Task inputs:
_ _ _ _ _

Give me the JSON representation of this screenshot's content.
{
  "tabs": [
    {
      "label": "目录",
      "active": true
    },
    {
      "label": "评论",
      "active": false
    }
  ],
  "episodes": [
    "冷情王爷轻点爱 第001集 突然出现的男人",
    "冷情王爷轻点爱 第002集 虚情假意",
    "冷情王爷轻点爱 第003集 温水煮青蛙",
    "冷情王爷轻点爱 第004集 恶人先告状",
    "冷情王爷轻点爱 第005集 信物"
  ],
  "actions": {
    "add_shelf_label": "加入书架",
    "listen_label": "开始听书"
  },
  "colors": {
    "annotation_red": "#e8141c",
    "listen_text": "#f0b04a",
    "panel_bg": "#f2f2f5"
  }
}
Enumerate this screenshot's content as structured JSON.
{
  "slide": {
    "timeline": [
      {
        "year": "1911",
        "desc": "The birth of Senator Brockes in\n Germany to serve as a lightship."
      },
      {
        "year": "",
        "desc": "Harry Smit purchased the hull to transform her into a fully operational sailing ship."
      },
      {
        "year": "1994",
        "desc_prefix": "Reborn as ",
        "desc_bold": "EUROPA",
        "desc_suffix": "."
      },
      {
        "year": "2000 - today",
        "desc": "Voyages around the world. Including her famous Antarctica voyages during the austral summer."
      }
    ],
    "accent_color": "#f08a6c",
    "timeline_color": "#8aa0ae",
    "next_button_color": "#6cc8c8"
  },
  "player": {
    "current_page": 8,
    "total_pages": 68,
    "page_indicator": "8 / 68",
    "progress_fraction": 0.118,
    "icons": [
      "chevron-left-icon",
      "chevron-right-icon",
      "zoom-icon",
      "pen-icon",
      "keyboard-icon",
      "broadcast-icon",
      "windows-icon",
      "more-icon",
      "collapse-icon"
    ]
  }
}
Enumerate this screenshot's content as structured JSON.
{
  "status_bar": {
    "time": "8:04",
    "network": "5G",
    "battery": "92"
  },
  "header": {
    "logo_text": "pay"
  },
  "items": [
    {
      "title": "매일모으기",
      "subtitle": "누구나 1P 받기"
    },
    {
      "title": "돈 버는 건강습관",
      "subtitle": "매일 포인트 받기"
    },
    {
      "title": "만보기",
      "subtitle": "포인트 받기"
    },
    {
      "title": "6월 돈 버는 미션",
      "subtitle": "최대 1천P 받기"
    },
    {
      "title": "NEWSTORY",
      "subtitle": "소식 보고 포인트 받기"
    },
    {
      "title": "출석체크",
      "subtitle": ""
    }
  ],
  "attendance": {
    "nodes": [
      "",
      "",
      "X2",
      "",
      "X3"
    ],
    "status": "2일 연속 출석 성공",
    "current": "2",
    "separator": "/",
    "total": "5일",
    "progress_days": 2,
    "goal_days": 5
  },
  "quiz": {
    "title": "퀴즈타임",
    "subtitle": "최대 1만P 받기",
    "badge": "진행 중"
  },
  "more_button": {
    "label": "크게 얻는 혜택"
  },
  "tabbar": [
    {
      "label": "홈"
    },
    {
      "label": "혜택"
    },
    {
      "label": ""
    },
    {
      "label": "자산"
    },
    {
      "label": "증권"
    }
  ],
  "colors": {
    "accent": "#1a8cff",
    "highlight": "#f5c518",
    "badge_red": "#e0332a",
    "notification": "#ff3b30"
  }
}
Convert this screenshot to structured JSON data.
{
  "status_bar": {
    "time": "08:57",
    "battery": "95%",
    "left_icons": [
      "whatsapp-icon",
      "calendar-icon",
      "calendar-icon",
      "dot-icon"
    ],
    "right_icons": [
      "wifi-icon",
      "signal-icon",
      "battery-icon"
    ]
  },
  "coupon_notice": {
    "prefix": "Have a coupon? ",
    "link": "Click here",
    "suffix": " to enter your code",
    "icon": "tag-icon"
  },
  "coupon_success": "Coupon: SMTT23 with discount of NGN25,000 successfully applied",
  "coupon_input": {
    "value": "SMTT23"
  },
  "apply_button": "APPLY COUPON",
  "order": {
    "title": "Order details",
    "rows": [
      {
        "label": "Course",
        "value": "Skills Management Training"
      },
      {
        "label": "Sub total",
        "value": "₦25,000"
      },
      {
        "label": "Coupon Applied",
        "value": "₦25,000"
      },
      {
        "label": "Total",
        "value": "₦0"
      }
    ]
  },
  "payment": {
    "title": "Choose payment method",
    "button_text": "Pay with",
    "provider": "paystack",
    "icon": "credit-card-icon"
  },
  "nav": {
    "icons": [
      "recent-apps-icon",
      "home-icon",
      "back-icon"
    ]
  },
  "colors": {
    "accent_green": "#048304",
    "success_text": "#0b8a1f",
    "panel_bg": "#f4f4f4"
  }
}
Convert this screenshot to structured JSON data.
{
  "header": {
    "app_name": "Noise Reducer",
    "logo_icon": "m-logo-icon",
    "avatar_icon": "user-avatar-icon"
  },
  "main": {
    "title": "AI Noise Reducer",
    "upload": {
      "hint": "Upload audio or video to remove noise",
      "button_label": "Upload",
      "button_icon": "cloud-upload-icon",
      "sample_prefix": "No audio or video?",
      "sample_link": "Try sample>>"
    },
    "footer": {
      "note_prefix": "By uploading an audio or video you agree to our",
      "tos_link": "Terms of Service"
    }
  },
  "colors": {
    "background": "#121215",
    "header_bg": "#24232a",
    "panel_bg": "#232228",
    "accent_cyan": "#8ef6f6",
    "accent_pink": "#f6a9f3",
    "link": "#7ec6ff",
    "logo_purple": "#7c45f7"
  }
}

_ _ _ _ _

Set exercise: All of the entries must be written out exactly as they stand.

Answer for the task:
Give me the JSON representation of this screenshot's content.
{
  "tabs": [
    {
      "label": "目录",
      "active": true
    },
    {
      "label": "评论",
      "active": false
    }
  ],
  "episodes": [
    "冷情王爷轻点爱 第001集 突然出现的男人",
    "冷情王爷轻点爱 第002集 虚情假意",
    "冷情王爷轻点爱 第003集 温水煮青蛙",
    "冷情王爷轻点爱 第004集 恶人先告状",
    "冷情王爷轻点爱 第005集 信物"
  ],
  "actions": {
    "add_shelf_label": "加入书架",
    "listen_label": "开始听书"
  },
  "colors": {
    "annotation_red": "#e8141c",
    "listen_text": "#f0b04a",
    "panel_bg": "#f2f2f5"
  }
}
Enumerate this screenshot's content as structured JSON.
{
  "slide": {
    "timeline": [
      {
        "year": "1911",
        "desc": "The birth of Senator Brockes in\n Germany to serve as a lightship."
      },
      {
        "year": "",
        "desc": "Harry Smit purchased the hull to transform her into a fully operational sailing ship."
      },
      {
        "year": "1994",
        "desc_prefix": "Reborn as ",
        "desc_bold": "EUROPA",
        "desc_suffix": "."
      },
      {
        "year": "2000 - today",
        "desc": "Voyages around the world. Including her famous Antarctica voyages during the austral summer."
      }
    ],
    "accent_color": "#f08a6c",
    "timeline_color": "#8aa0ae",
    "next_button_color": "#6cc8c8"
  },
  "player": {
    "current_page": 8,
    "total_pages": 68,
    "page_indicator": "8 / 68",
    "progress_fraction": 0.118,
    "icons": [
      "chevron-left-icon",
      "chevron-right-icon",
      "zoom-icon",
      "pen-icon",
      "keyboard-icon",
      "broadcast-icon",
      "windows-icon",
      "more-icon",
      "collapse-icon"
    ]
  }
}
Enumerate this screenshot's content as structured JSON.
{
  "status_bar": {
    "time": "8:04",
    "network": "5G",
    "battery": "92"
  },
  "header": {
    "logo_text": "pay"
  },
  "items": [
    {
      "title": "매일모으기",
      "subtitle": "누구나 1P 받기"
    },
    {
      "title": "돈 버는 건강습관",
      "subtitle": "매일 포인트 받기"
    },
    {
      "title": "만보기",
      "subtitle": "포인트 받기"
    },
    {
      "title": "6월 돈 버는 미션",
      "subtitle": "최대 1천P 받기"
    },
    {
      "title": "NEWSTORY",
      "subtitle": "소식 보고 포인트 받기"
    },
    {
      "title": "출석체크",
      "subtitle": ""
    }
  ],
  "attendance": {
    "nodes": [
      "",
      "",
      "X2",
      "",
      "X3"
    ],
    "status": "2일 연속 출석 성공",
    "current": "2",
    "separator": "/",
    "total": "5일",
    "progress_days": 2,
    "goal_days": 5
  },
  "quiz": {
    "title": "퀴즈타임",
    "subtitle": "최대 1만P 받기",
    "badge": "진행 중"
  },
  "more_button": {
    "label": "크게 얻는 혜택"
  },
  "tabbar": [
    {
      "label": "홈"
    },
    {
      "label": "혜택"
    },
    {
      "label": ""
    },
    {
      "label": "자산"
    },
    {
      "label": "증권"
    }
  ],
  "colors": {
    "accent": "#1a8cff",
    "highlight": "#f5c518",
    "badge_red": "#e0332a",
    "notification": "#ff3b30"
  }
}
Convert this screenshot to structured JSON data.
{
  "status_bar": {
    "time": "08:57",
    "battery": "95%",
    "left_icons": [
      "whatsapp-icon",
      "calendar-icon",
      "calendar-icon",
      "dot-icon"
    ],
    "right_icons": [
      "wifi-icon",
      "signal-icon",
      "battery-icon"
    ]
  },
  "coupon_notice": {
    "prefix": "Have a coupon? ",
    "link": "Click here",
    "suffix": " to enter your code",
    "icon": "tag-icon"
  },
  "coupon_success": "Coupon: SMTT23 with discount of NGN25,000 successfully applied",
  "coupon_input": {
    "value": "SMTT23"
  },
  "apply_button": "APPLY COUPON",
  "order": {
    "title": "Order details",
    "rows": [
      {
        "label": "Course",
        "value": "Skills Management Training"
      },
      {
        "label": "Sub total",
        "value": "₦25,000"
      },
      {
        "label": "Coupon Applied",
        "value": "₦25,000"
      },
      {
        "label": "Total",
        "value": "₦0"
      }
    ]
  },
  "payment": {
    "title": "Choose payment method",
    "button_text": "Pay with",
    "provider": "paystack",
    "icon": "credit-card-icon"
  },
  "nav": {
    "icons": [
      "recent-apps-icon",
      "home-icon",
      "back-icon"
    ]
  },
  "colors": {
    "accent_green": "#048304",
    "success_text": "#0b8a1f",
    "panel_bg": "#f4f4f4"
  }
}
Convert this screenshot to structured JSON data.
{
  "header": {
    "app_name": "Noise Reducer",
    "logo_icon": "m-logo-icon",
    "avatar_icon": "user-avatar-icon"
  },
  "main": {
    "title": "AI Noise Reducer",
    "upload": {
      "hint": "Upload audio or video to remove noise",
      "button_label": "Upload",
      "button_icon": "cloud-upload-icon",
      "sample_prefix": "No audio or video?",
      "sample_link": "Try sample>>"
    },
    "footer": {
      "note_prefix": "By uploading an audio or video you agree to our",
      "tos_link": "Terms of Service"
    }
  },
  "colors": {
    "background": "#121215",
    "header_bg": "#24232a",
    "panel_bg": "#232228",
    "accent_cyan": "#8ef6f6",
    "accent_pink": "#f6a9f3",
    "link": "#7ec6ff",
    "logo_purple": "#7c45f7"
  }
}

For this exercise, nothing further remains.